== GIVEN EXERCISE ==
Please restate the following records word for word.
·····
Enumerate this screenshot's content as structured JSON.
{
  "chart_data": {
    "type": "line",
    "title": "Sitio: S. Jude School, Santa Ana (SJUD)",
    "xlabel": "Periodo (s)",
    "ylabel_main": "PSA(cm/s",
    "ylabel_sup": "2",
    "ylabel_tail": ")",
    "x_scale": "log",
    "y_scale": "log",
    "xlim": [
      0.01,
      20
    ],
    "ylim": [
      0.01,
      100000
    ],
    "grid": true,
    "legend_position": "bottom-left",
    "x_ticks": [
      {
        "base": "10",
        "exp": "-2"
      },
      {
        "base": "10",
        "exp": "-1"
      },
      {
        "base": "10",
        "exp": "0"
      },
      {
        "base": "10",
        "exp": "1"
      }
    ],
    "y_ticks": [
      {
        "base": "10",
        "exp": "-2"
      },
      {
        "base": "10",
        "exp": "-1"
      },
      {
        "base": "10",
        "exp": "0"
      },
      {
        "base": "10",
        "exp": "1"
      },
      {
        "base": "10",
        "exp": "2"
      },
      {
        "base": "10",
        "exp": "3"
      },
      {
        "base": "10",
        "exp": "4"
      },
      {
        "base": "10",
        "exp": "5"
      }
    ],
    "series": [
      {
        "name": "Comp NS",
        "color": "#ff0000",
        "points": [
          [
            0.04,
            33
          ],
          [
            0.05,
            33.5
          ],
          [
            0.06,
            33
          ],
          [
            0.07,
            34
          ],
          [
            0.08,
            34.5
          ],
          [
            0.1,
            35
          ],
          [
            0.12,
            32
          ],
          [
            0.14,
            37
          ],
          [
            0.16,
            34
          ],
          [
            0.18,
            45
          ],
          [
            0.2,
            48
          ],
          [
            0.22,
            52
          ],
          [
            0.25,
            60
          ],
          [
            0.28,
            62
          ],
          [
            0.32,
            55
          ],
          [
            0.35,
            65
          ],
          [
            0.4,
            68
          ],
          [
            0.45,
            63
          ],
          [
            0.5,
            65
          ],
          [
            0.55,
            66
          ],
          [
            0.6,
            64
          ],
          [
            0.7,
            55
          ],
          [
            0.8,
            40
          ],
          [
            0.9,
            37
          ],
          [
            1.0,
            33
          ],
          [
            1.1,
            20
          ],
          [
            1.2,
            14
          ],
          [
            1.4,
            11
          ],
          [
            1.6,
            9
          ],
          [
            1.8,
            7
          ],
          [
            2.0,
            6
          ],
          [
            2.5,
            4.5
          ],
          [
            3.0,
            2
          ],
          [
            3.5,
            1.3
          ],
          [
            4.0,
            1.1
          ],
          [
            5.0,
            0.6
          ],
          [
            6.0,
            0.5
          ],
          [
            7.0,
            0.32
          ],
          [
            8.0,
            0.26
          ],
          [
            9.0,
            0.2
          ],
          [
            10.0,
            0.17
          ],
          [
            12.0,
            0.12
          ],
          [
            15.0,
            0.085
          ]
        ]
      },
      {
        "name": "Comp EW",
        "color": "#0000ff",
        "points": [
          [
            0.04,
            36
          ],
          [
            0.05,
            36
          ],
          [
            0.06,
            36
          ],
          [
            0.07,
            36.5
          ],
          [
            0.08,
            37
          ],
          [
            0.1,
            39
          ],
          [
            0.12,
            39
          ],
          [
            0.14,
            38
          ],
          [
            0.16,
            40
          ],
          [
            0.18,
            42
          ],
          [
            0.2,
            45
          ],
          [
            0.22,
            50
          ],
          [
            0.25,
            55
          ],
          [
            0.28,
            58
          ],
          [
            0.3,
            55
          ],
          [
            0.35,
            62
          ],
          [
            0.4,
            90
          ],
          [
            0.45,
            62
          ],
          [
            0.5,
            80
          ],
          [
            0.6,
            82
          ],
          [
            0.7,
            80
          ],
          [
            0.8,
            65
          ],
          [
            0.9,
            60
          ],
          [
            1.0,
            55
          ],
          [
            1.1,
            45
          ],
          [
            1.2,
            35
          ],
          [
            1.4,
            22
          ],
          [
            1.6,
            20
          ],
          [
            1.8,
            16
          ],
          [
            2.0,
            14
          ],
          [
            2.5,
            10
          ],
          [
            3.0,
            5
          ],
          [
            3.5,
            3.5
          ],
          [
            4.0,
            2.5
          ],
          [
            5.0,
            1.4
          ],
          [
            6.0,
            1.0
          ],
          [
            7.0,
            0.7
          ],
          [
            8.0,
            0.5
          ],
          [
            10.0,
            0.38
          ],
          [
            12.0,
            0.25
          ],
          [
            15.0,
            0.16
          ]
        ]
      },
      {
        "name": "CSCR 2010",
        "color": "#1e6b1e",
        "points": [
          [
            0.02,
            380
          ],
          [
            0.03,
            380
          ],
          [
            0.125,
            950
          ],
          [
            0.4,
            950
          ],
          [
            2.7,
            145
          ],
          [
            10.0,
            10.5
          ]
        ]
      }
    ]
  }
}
·····
== SOLVED PROBLEM ==
Enumerate this screenshot's content as structured JSON.
{
  "chart_data": {
    "type": "line",
    "title": "Sitio: S. Jude School, Santa Ana (SJUD)",
    "xlabel": "Periodo (s)",
    "ylabel_main": "PSA(cm/s",
    "ylabel_sup": "2",
    "ylabel_tail": ")",
    "x_scale": "log",
    "y_scale": "log",
    "xlim": [
      0.01,
      20
    ],
    "ylim": [
      0.01,
      100000
    ],
    "grid": true,
    "legend_position": "bottom-left",
    "x_ticks": [
      {
        "base": "10",
        "exp": "-2"
      },
      {
        "base": "10",
        "exp": "-1"
      },
      {
        "base": "10",
        "exp": "0"
      },
      {
        "base": "10",
        "exp": "1"
      }
    ],
    "y_ticks": [
      {
        "base": "10",
        "exp": "-2"
      },
      {
        "base": "10",
        "exp": "-1"
      },
      {
        "base": "10",
        "exp": "0"
      },
      {
        "base": "10",
        "exp": "1"
      },
      {
        "base": "10",
        "exp": "2"
      },
      {
        "base": "10",
        "exp": "3"
      },
      {
        "base": "10",
        "exp": "4"
      },
      {
        "base": "10",
        "exp": "5"
      }
    ],
    "series": [
      {
        "name": "Comp NS",
        "color": "#ff0000",
        "points": [
          [
            0.04,
            33
          ],
          [
            0.05,
            33.5
          ],
          [
            0.06,
            33
          ],
          [
            0.07,
            34
          ],
          [
            0.08,
            34.5
          ],
          [
            0.1,
            35
          ],
          [
            0.12,
            32
          ],
          [
            0.14,
            37
          ],
          [
            0.16,
            34
          ],
          [
            0.18,
            45
          ],
          [
            0.2,
            48
          ],
          [
            0.22,
            52
          ],
          [
            0.25,
            60
          ],
          [
            0.28,
            62
          ],
          [
            0.32,
            55
          ],
          [
            0.35,
            65
          ],
          [
            0.4,
            68
          ],
          [
            0.45,
            63
          ],
          [
            0.5,
            65
          ],
          [
            0.55,
            66
          ],
          [
            0.6,
            64
          ],
          [
            0.7,
            55
          ],
          [
            0.8,
            40
          ],
          [
            0.9,
            37
          ],
          [
            1.0,
            33
          ],
          [
            1.1,
            20
          ],
          [
            1.2,
            14
          ],
          [
            1.4,
            11
          ],
          [
            1.6,
            9
          ],
          [
            1.8,
            7
          ],
          [
            2.0,
            6
          ],
          [
            2.5,
            4.5
          ],
          [
            3.0,
            2
          ],
          [
            3.5,
            1.3
          ],
          [
            4.0,
            1.1
          ],
          [
            5.0,
            0.6
          ],
          [
            6.0,
            0.5
          ],
          [
            7.0,
            0.32
          ],
          [
            8.0,
            0.26
          ],
          [
            9.0,
            0.2
          ],
          [
            10.0,
            0.17
          ],
          [
            12.0,
            0.12
          ],
          [
            15.0,
            0.085
          ]
        ]
      },
      {
        "name": "Comp EW",
        "color": "#0000ff",
        "points": [
          [
            0.04,
            36
          ],
          [
            0.05,
            36
          ],
          [
            0.06,
            36
          ],
          [
            0.07,
            36.5
          ],
          [
            0.08,
            37
          ],
          [
            0.1,
            39
          ],
          [
            0.12,
            39
          ],
          [
            0.14,
            38
          ],
          [
            0.16,
            40
          ],
          [
            0.18,
            42
          ],
          [
            0.2,
            45
          ],
          [
            0.22,
            50
          ],
          [
            0.25,
            55
          ],
          [
            0.28,
            58
          ],
          [
            0.3,
            55
          ],
          [
            0.35,
            62
          ],
          [
            0.4,
            90
          ],
          [
            0.45,
            62
          ],
          [
            0.5,
            80
          ],
          [
            0.6,
            82
          ],
          [
            0.7,
            80
          ],
          [
            0.8,
            65
          ],
          [
            0.9,
            60
          ],
          [
            1.0,
            55
          ],
          [
            1.1,
            45
          ],
          [
            1.2,
            35
          ],
          [
            1.4,
            22
          ],
          [
            1.6,
            20
          ],
          [
            1.8,
            16
          ],
          [
            2.0,
            14
          ],
          [
            2.5,
            10
          ],
          [
            3.0,
            5
          ],
          [
            3.5,
            3.5
          ],
          [
            4.0,
            2.5
          ],
          [
            5.0,
            1.4
          ],
          [
            6.0,
            1.0
          ],
          [
            7.0,
            0.7
          ],
          [
            8.0,
            0.5
          ],
          [
            10.0,
            0.38
          ],
          [
            12.0,
            0.25
          ],
          [
            15.0,
            0.16
          ]
        ]
      },
      {
        "name": "CSCR 2010",
        "color": "#1e6b1e",
        "points": [
          [
            0.02,
            380
          ],
          [
            0.03,
            380
          ],
          [
            0.125,
            950
          ],
          [
            0.4,
            950
          ],
          [
            2.7,
            145
          ],
          [
            10.0,
            10.5
          ]
        ]
      }
    ]
  }
}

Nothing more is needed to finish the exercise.